=== Work to be completed ===
Wherever the string "Counts" appears in a line, extract that line.

=== Given data ===
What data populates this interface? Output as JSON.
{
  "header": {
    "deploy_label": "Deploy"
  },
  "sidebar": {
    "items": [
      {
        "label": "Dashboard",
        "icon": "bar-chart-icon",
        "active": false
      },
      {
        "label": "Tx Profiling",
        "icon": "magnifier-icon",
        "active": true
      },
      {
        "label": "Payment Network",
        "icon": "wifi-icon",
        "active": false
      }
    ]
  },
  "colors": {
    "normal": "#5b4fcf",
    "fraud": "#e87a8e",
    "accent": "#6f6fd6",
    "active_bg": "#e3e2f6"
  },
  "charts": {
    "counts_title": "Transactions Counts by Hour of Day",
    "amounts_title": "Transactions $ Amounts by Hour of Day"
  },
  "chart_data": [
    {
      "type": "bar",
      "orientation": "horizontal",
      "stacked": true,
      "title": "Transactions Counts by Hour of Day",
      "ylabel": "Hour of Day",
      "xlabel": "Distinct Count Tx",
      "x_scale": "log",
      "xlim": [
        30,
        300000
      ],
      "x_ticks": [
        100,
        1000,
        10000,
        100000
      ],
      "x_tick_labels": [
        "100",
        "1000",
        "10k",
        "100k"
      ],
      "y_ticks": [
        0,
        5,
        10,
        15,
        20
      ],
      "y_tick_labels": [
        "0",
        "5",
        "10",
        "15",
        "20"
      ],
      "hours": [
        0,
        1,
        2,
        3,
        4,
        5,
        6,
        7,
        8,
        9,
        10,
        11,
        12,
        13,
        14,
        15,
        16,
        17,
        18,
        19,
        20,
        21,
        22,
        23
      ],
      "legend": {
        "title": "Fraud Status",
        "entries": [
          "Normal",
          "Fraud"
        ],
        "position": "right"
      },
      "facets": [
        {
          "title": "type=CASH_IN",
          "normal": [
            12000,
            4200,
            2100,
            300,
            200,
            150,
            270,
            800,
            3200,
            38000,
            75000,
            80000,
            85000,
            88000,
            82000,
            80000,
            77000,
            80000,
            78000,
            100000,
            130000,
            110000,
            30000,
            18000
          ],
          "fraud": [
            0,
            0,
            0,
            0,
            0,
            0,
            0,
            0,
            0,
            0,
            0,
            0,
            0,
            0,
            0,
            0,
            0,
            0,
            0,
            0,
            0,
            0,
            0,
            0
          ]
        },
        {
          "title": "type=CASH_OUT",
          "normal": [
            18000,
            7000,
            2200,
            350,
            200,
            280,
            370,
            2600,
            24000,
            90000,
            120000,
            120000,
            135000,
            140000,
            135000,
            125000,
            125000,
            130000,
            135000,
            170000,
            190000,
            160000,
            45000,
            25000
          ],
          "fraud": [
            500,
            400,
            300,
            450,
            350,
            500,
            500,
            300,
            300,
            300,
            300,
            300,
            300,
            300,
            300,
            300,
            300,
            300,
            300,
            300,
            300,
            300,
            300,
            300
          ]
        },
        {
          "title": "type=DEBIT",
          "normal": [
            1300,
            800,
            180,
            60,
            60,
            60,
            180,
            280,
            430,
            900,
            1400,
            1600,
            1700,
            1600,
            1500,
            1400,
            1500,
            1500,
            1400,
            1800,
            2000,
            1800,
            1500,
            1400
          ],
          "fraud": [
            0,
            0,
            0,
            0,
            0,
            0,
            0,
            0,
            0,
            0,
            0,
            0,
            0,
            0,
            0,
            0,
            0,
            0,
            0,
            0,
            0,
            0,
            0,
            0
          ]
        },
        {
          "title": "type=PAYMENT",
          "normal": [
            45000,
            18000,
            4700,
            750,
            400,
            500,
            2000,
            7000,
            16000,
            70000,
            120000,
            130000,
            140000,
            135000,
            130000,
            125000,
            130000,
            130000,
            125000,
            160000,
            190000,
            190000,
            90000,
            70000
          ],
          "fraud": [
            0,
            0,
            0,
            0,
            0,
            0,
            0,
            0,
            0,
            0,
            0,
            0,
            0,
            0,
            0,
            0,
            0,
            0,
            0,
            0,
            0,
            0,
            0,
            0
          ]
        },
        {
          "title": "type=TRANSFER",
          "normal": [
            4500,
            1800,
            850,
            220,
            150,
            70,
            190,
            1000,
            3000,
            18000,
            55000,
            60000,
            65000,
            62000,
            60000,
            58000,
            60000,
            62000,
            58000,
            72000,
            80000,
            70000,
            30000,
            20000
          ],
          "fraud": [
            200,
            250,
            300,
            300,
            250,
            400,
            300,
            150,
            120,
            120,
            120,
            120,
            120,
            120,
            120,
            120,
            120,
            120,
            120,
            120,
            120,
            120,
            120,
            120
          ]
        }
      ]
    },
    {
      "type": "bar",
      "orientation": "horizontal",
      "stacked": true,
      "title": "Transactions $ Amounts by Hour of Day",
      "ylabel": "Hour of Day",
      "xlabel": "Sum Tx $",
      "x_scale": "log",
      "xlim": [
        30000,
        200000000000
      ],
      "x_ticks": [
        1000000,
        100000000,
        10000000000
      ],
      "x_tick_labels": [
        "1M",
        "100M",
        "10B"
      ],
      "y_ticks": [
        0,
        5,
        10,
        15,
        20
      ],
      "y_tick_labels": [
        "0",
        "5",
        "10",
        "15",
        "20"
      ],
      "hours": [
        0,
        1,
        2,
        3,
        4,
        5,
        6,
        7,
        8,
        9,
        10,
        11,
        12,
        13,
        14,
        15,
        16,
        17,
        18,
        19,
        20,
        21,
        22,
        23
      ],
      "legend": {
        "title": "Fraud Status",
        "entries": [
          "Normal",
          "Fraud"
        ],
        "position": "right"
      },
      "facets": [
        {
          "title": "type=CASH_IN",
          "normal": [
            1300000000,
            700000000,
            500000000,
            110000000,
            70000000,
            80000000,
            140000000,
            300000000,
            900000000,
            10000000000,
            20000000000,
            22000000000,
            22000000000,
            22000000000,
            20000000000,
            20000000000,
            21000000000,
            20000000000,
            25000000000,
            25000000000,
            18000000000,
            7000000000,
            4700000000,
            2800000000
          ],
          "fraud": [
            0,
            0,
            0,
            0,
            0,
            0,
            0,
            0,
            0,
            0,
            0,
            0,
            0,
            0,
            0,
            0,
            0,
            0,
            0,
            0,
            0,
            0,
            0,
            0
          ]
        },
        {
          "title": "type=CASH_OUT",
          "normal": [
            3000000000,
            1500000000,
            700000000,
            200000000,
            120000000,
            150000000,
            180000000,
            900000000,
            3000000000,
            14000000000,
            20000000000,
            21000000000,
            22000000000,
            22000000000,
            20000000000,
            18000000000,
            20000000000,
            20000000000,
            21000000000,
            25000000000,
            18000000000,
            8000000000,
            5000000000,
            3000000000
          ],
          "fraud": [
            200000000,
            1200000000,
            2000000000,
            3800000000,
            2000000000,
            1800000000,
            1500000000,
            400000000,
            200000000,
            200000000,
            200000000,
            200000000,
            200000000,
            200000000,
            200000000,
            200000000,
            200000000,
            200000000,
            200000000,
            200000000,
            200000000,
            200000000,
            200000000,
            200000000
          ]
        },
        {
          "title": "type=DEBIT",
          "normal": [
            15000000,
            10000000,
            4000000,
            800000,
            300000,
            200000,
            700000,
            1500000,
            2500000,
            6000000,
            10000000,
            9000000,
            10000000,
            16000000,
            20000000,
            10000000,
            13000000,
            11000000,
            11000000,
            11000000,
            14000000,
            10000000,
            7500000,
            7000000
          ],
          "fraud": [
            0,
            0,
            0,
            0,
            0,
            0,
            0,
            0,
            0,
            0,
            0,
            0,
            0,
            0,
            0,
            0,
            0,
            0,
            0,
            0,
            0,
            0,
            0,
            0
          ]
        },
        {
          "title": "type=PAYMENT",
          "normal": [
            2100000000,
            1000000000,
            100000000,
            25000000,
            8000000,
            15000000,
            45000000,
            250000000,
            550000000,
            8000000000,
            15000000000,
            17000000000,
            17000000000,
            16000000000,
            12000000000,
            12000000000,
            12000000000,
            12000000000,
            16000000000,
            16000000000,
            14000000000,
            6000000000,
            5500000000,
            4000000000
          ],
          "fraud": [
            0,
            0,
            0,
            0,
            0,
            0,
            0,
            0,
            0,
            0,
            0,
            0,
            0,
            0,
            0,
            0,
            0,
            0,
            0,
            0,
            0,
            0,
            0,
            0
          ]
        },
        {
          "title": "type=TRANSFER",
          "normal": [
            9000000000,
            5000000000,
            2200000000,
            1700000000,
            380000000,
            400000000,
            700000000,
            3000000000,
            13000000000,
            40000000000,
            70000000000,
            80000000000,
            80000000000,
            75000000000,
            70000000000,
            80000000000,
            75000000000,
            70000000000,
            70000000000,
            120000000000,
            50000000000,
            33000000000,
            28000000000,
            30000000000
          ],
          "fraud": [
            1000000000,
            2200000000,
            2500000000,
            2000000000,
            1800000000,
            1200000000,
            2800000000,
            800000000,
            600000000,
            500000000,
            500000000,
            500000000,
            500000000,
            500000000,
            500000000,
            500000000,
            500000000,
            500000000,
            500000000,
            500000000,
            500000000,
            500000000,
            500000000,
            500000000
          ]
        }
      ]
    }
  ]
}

=== Task result ===
    "counts_title": "Transactions Counts by Hour of Day",
      "title": "Transactions Counts by Hour of Day",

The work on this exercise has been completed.